Exercise
Transcribe the records exactly. Pictures do not belong in the transcription.

Working data

* Begin *

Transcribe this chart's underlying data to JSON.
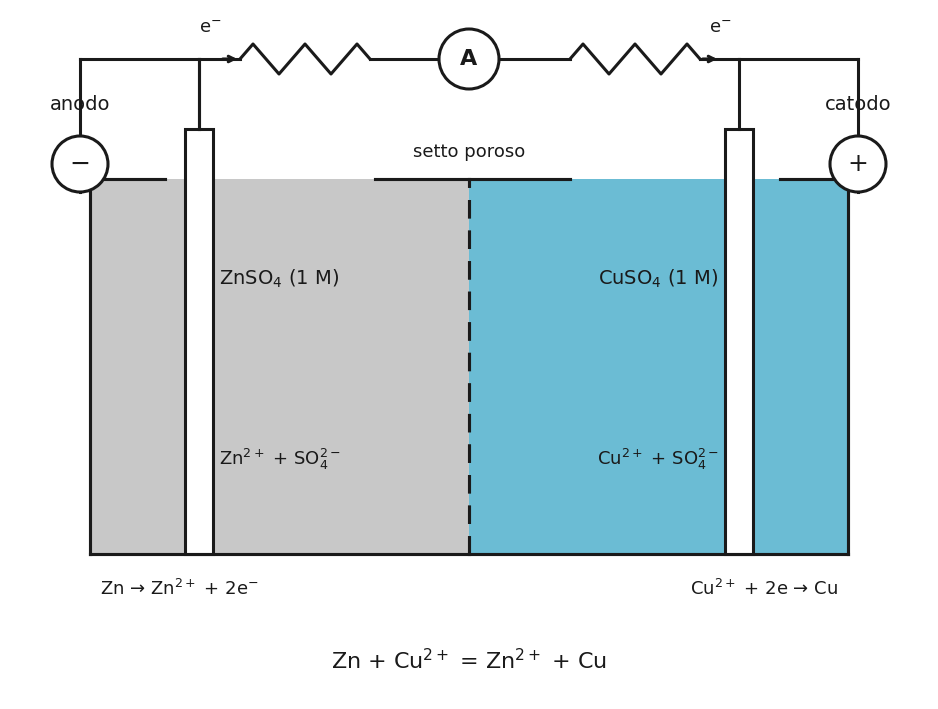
{
  "bg_color": "#ffffff",
  "gray_solution_color": "#c8c8c8",
  "blue_solution_color": "#6bbcd4",
  "electrode_color": "#ffffff",
  "line_color": "#1a1a1a",
  "text_color": "#1a1a1a",
  "fig_width": 9.38,
  "fig_height": 7.09,
  "title": "",
  "anodo_label": "anodo",
  "catodo_label": "catodo",
  "minus_label": "−",
  "plus_label": "+",
  "setto_label": "setto poroso",
  "znso4_label": "ZnSO$_4$ (1 M)",
  "cuso4_label": "CuSO$_4$ (1 M)",
  "zn_ions_label": "Zn$^{2+}$ + SO$_4^{2-}$",
  "cu_ions_label": "Cu$^{2+}$ + SO$_4^{2-}$",
  "left_reaction": "Zn → Zn$^{2+}$ + 2e$^{-}$",
  "right_reaction": "Cu$^{2+}$ + 2e → Cu",
  "overall_reaction": "Zn + Cu$^{2+}$ = Zn$^{2+}$ + Cu",
  "e_left_label": "e$^{-}$",
  "e_right_label": "e$^{-}$",
  "ammeter_label": "A"
}
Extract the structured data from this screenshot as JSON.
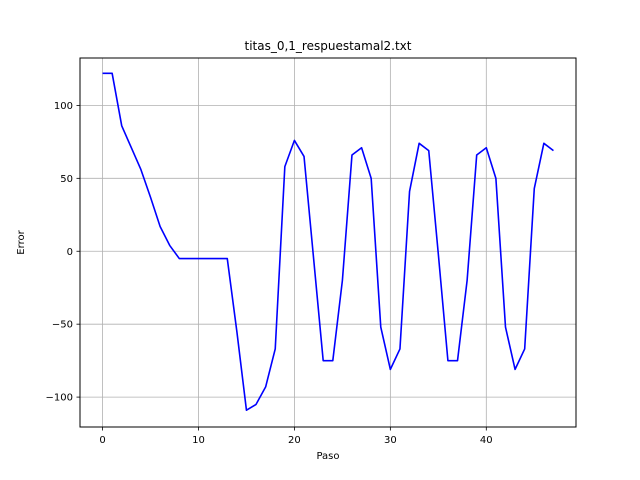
{
  "chart_data": {
    "type": "line",
    "title": "titas_0,1_respuestamal2.txt",
    "xlabel": "Paso",
    "ylabel": "Error",
    "xlim": [
      -2.35,
      49.35
    ],
    "ylim": [
      -120.5,
      132.5
    ],
    "xticks": [
      0,
      10,
      20,
      30,
      40
    ],
    "xtick_labels": [
      "0",
      "10",
      "20",
      "30",
      "40"
    ],
    "yticks": [
      -100,
      -50,
      0,
      50,
      100
    ],
    "ytick_labels": [
      "−100",
      "−50",
      "0",
      "50",
      "100"
    ],
    "grid": true,
    "series": [
      {
        "color": "#0000ff",
        "x": [
          0,
          1,
          2,
          3,
          4,
          5,
          6,
          7,
          8,
          9,
          10,
          11,
          12,
          13,
          14,
          15,
          16,
          17,
          18,
          19,
          20,
          21,
          22,
          23,
          24,
          25,
          26,
          27,
          28,
          29,
          30,
          31,
          32,
          33,
          34,
          35,
          36,
          37,
          38,
          39,
          40,
          41,
          42,
          43,
          44,
          45,
          46,
          47
        ],
        "y": [
          122,
          122,
          86,
          71,
          56,
          37,
          17,
          4,
          -5,
          -5,
          -5,
          -5,
          -5,
          -5,
          -55,
          -109,
          -105,
          -93,
          -67,
          58,
          76,
          65,
          -5,
          -75,
          -75,
          -20,
          66,
          71,
          50,
          -52,
          -81,
          -67,
          41,
          74,
          69,
          -2,
          -75,
          -75,
          -20,
          66,
          71,
          50,
          -52,
          -81,
          -67,
          43,
          74,
          69
        ]
      }
    ]
  }
}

* End *

Result of this exercise
Transcribe this chart's underlying data to JSON.
{
  "bg_color": "#ffffff",
  "gray_solution_color": "#c8c8c8",
  "blue_solution_color": "#6bbcd4",
  "electrode_color": "#ffffff",
  "line_color": "#1a1a1a",
  "text_color": "#1a1a1a",
  "fig_width": 9.38,
  "fig_height": 7.09,
  "title": "",
  "anodo_label": "anodo",
  "catodo_label": "catodo",
  "minus_label": "−",
  "plus_label": "+",
  "setto_label": "setto poroso",
  "znso4_label": "ZnSO$_4$ (1 M)",
  "cuso4_label": "CuSO$_4$ (1 M)",
  "zn_ions_label": "Zn$^{2+}$ + SO$_4^{2-}$",
  "cu_ions_label": "Cu$^{2+}$ + SO$_4^{2-}$",
  "left_reaction": "Zn → Zn$^{2+}$ + 2e$^{-}$",
  "right_reaction": "Cu$^{2+}$ + 2e → Cu",
  "overall_reaction": "Zn + Cu$^{2+}$ = Zn$^{2+}$ + Cu",
  "e_left_label": "e$^{-}$",
  "e_right_label": "e$^{-}$",
  "ammeter_label": "A"
}
Extract the structured data from this screenshot as JSON.
{
  "chart_data": {
    "type": "line",
    "title": "titas_0,1_respuestamal2.txt",
    "xlabel": "Paso",
    "ylabel": "Error",
    "xlim": [
      -2.35,
      49.35
    ],
    "ylim": [
      -120.5,
      132.5
    ],
    "xticks": [
      0,
      10,
      20,
      30,
      40
    ],
    "xtick_labels": [
      "0",
      "10",
      "20",
      "30",
      "40"
    ],
    "yticks": [
      -100,
      -50,
      0,
      50,
      100
    ],
    "ytick_labels": [
      "−100",
      "−50",
      "0",
      "50",
      "100"
    ],
    "grid": true,
    "series": [
      {
        "color": "#0000ff",
        "x": [
          0,
          1,
          2,
          3,
          4,
          5,
          6,
          7,
          8,
          9,
          10,
          11,
          12,
          13,
          14,
          15,
          16,
          17,
          18,
          19,
          20,
          21,
          22,
          23,
          24,
          25,
          26,
          27,
          28,
          29,
          30,
          31,
          32,
          33,
          34,
          35,
          36,
          37,
          38,
          39,
          40,
          41,
          42,
          43,
          44,
          45,
          46,
          47
        ],
        "y": [
          122,
          122,
          86,
          71,
          56,
          37,
          17,
          4,
          -5,
          -5,
          -5,
          -5,
          -5,
          -5,
          -55,
          -109,
          -105,
          -93,
          -67,
          58,
          76,
          65,
          -5,
          -75,
          -75,
          -20,
          66,
          71,
          50,
          -52,
          -81,
          -67,
          41,
          74,
          69,
          -2,
          -75,
          -75,
          -20,
          66,
          71,
          50,
          -52,
          -81,
          -67,
          43,
          74,
          69
        ]
      }
    ]
  }
}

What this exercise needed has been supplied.